Start of Data entries
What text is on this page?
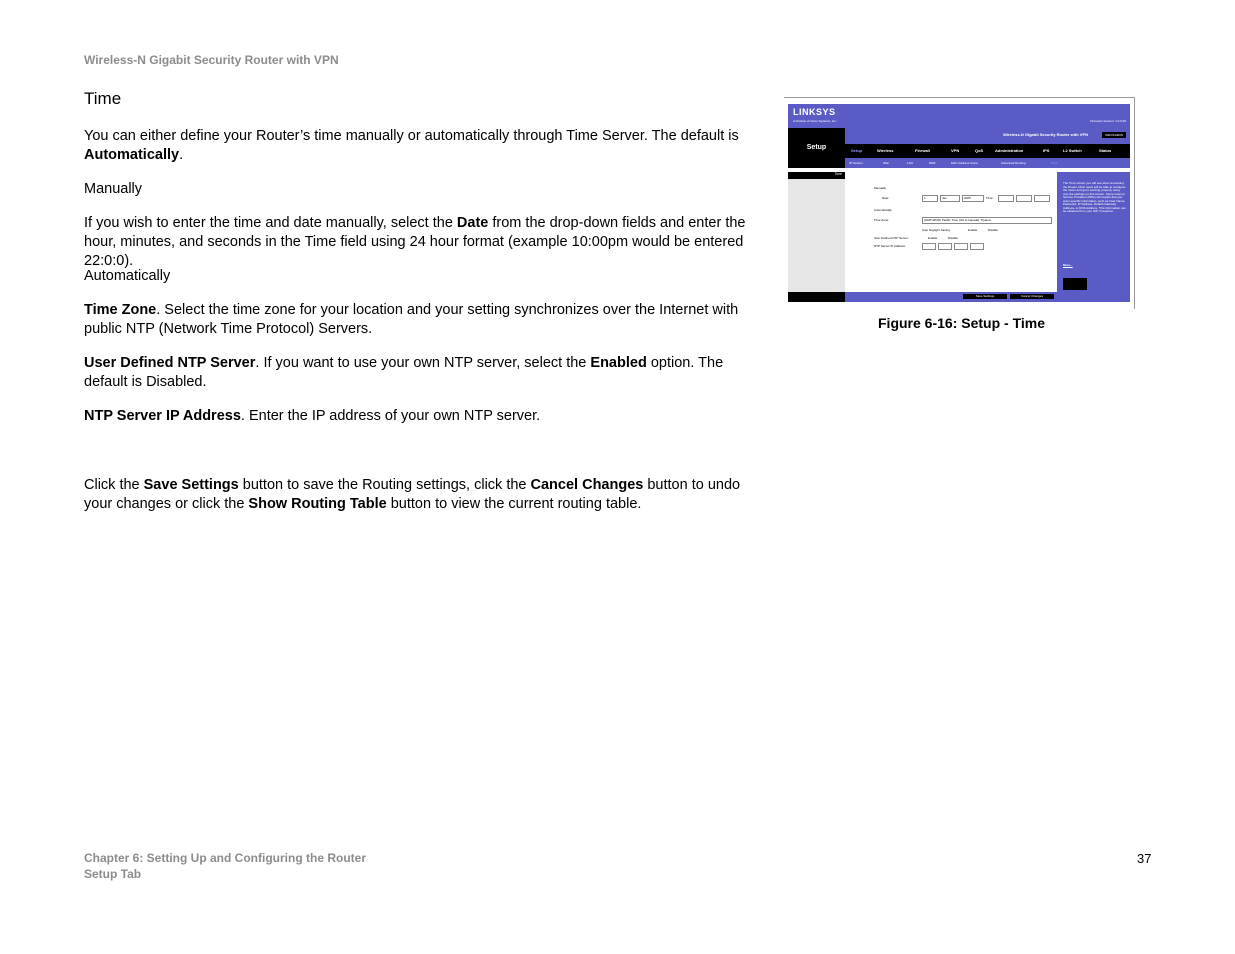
Wireless-N Gigabit Security Router with VPN
Time
You can either define your Router’s time manually or automatically through Time Server. The default is Automatically.
Manually
If you wish to enter the time and date manually, select the Date from the drop-down fields and enter the hour, minutes, and seconds in the Time field using 24 hour format (example 10:00pm would be entered 22:0:0).
Automatically
Time Zone. Select the time zone for your location and your setting synchronizes over the Internet with public NTP (Network Time Protocol) Servers.
User Defined NTP Server. If you want to use your own NTP server, select the Enabled option. The default is Disabled.
NTP Server IP Address. Enter the IP address of your own NTP server.
Click the Save Settings button to save the Routing settings, click the Cancel Changes button to undo your changes or click the Show Routing Table button to view the current routing table.
LINKSYS
A Division of Cisco Systems, Inc.	Firmware Version: 1.0.0.00
Setup
Wireless-N Gigabit Security Router with VPN	WRVS4400N
Setup	Wireless	Firewall	VPN	QoS	Administration	IPS	L2 Switch	Status
IP Version	Wan	LAN	DMZ	MAC Address Clone	Advanced Routing	Time
Time
Manually
Date:	1	Jan	2005	Time:
Automatically
Time Zone:	(GMT-08:00) Pacific Time (US & Canada); Tijuana
Auto Daylight Saving:	Enable	Disable
User Defined NTP Server:	Enable	Disable
NTP Server IP Address:
The Time screen you will see when accessing the Router. Most users will be able to configure the router and get it working properly using only the settings on this screen. Some Internet Service Providers (ISPs) will require that you enter specific information, such as User Name, Password, IP Address, Default Gateway Address, or DNS Address. This information can be obtained from your ISP, if required.
More...
Save Settings	Cancel Changes
Figure 6-16: Setup - Time
Chapter 6: Setting Up and Configuring the Router
Setup Tab
37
End of Data entries
▶ [The problem]
Look through the listing above. Pick out each line with "Security" and copy it.

▶ [Answer for the task]
Wireless-N Gigabit Security Router with VPN
Wireless-N Gigabit Security Router with VPN	WRVS4400N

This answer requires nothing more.